◆ To do: Using the records that follow, copy every line containing the word "Address".

◆ Stored data:
↓
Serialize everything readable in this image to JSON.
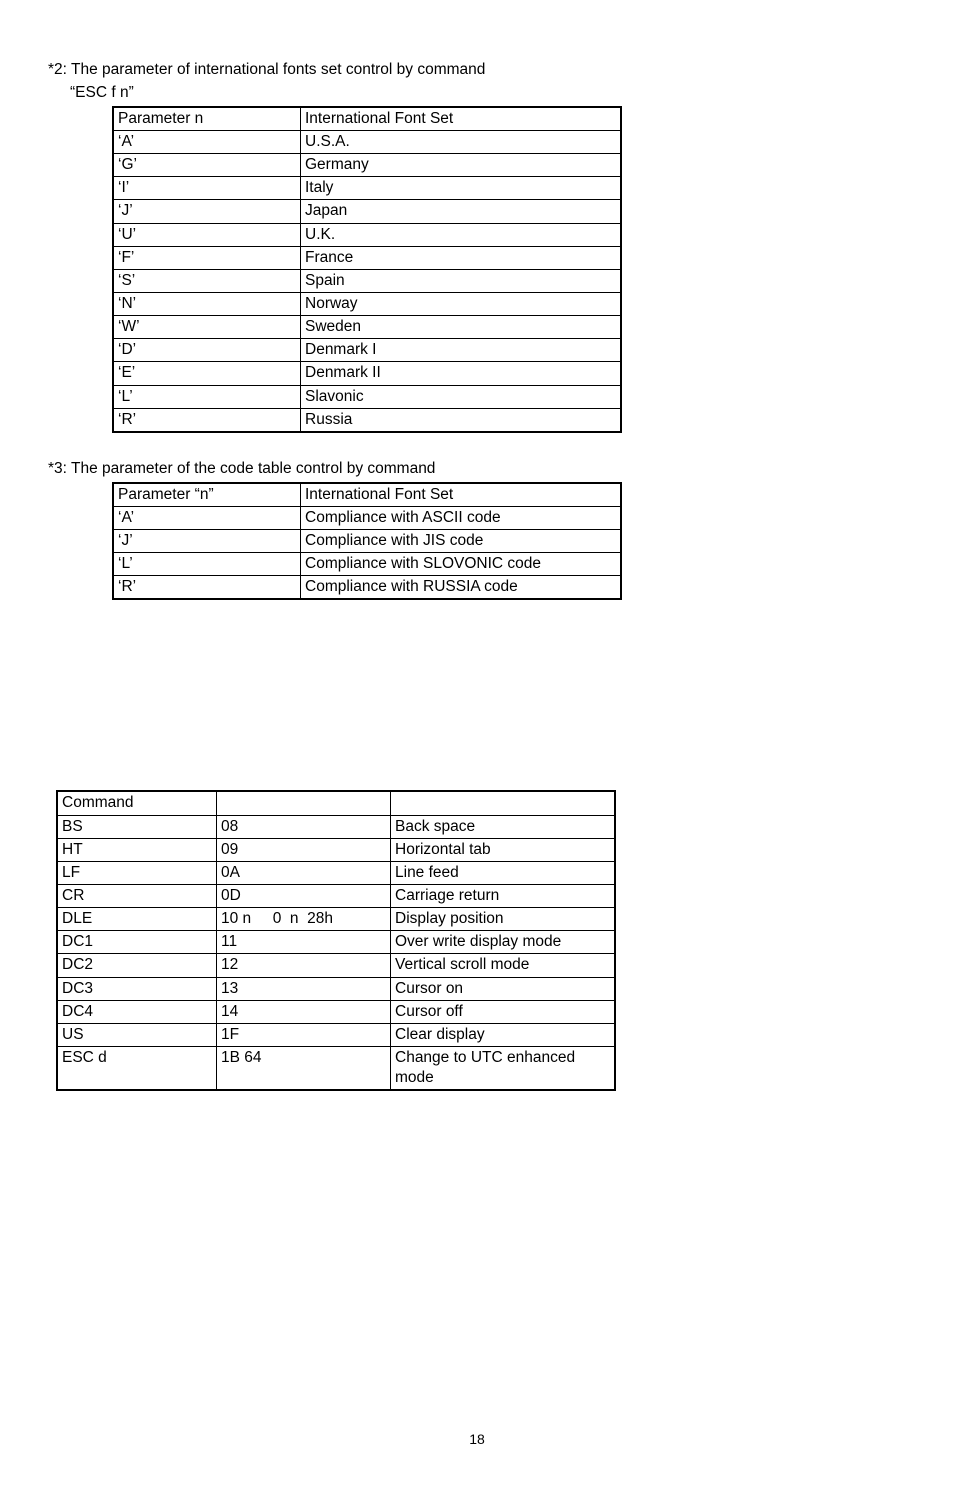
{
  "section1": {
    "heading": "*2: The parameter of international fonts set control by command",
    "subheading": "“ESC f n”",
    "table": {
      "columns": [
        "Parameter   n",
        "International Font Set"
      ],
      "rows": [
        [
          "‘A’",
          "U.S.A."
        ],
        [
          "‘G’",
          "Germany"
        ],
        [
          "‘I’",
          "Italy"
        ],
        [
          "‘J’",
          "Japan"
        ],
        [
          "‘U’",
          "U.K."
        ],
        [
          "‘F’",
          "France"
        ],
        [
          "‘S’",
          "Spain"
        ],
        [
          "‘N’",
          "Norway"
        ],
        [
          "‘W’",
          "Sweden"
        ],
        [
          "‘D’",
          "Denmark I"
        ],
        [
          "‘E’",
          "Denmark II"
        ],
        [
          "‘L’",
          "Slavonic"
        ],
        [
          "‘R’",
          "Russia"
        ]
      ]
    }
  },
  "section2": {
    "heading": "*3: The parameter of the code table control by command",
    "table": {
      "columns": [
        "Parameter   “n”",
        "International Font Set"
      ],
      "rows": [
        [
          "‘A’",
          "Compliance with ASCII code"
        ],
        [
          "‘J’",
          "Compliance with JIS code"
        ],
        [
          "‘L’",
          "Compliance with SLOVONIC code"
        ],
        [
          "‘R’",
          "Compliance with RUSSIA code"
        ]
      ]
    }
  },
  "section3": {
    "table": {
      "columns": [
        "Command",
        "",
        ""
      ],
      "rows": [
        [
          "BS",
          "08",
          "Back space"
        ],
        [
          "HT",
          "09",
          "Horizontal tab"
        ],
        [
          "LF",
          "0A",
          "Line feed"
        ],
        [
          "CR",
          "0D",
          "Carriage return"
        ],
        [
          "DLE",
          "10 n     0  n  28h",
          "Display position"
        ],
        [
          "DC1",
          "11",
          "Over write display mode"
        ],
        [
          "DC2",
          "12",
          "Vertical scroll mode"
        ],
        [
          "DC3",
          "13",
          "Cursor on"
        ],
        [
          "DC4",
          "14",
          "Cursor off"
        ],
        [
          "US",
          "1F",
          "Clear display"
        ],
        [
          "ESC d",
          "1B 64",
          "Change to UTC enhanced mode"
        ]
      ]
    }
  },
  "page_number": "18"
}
↑
↓
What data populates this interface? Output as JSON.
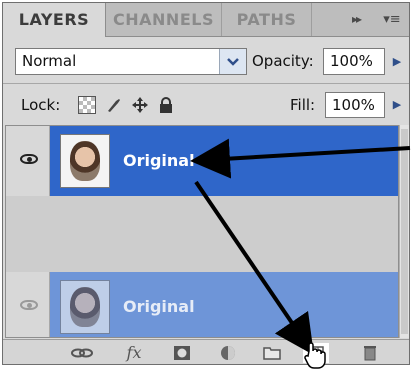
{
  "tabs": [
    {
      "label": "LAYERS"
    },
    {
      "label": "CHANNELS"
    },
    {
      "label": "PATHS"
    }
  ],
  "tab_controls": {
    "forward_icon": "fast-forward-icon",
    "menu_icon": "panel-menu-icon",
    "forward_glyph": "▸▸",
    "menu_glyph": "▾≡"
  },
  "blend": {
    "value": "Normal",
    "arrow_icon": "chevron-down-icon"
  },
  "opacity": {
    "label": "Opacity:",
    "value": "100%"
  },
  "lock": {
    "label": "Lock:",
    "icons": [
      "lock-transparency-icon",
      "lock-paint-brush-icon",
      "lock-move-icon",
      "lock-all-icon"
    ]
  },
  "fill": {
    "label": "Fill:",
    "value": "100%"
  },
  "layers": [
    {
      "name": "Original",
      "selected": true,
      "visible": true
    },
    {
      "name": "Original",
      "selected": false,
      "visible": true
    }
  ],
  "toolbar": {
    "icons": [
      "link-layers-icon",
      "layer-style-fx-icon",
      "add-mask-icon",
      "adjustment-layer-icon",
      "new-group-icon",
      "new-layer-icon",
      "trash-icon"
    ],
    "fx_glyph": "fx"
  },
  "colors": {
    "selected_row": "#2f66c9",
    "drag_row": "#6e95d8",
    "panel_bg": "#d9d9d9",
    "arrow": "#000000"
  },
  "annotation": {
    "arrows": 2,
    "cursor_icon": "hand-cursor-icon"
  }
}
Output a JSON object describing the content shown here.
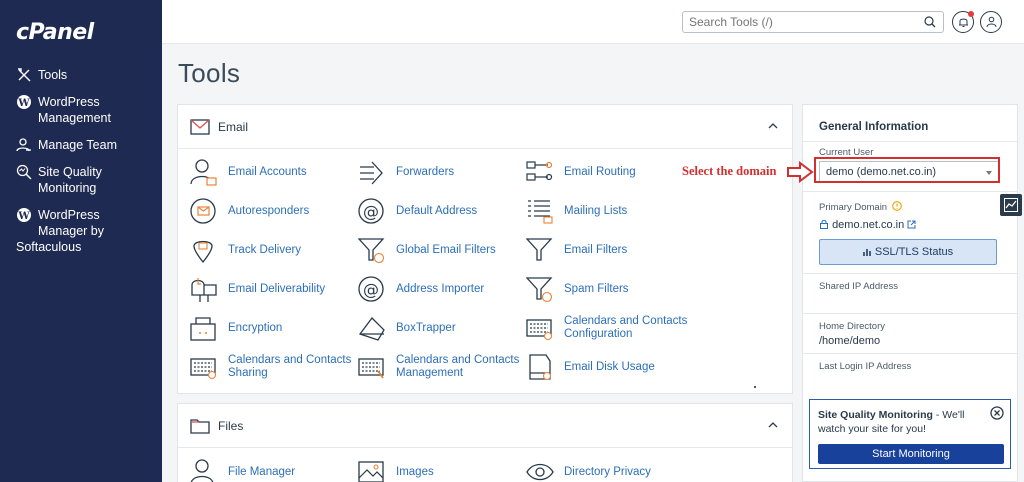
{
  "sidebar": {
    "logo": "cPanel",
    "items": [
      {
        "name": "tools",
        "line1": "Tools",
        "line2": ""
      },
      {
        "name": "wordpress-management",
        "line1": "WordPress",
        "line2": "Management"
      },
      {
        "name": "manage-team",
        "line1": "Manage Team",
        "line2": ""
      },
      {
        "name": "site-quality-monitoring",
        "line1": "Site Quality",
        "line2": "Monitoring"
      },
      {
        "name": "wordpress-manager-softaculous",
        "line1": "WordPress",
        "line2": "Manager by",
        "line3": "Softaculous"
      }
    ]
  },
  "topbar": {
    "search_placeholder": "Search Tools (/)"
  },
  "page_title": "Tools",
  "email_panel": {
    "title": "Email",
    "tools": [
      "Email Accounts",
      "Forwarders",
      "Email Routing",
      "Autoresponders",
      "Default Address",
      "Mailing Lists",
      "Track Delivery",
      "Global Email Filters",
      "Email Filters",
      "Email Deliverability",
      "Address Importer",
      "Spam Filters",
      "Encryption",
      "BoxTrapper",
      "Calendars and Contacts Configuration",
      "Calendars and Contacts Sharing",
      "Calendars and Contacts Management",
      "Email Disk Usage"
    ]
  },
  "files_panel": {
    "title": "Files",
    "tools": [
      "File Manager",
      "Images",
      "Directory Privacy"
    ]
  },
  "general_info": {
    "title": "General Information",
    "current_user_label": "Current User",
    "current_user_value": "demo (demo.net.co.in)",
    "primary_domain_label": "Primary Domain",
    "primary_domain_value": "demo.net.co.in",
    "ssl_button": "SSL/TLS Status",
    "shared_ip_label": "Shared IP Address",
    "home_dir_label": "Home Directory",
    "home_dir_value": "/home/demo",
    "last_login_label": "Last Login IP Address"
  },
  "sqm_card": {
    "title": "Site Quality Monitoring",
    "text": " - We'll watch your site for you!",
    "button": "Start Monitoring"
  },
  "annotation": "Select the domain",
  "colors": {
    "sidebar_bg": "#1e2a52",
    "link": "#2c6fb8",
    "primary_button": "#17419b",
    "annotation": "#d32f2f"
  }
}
↑
◆ The reply:
      "Default Address",
      "Address Importer",
    "shared_ip_label": "Shared IP Address",
    "last_login_label": "Last Login IP Address"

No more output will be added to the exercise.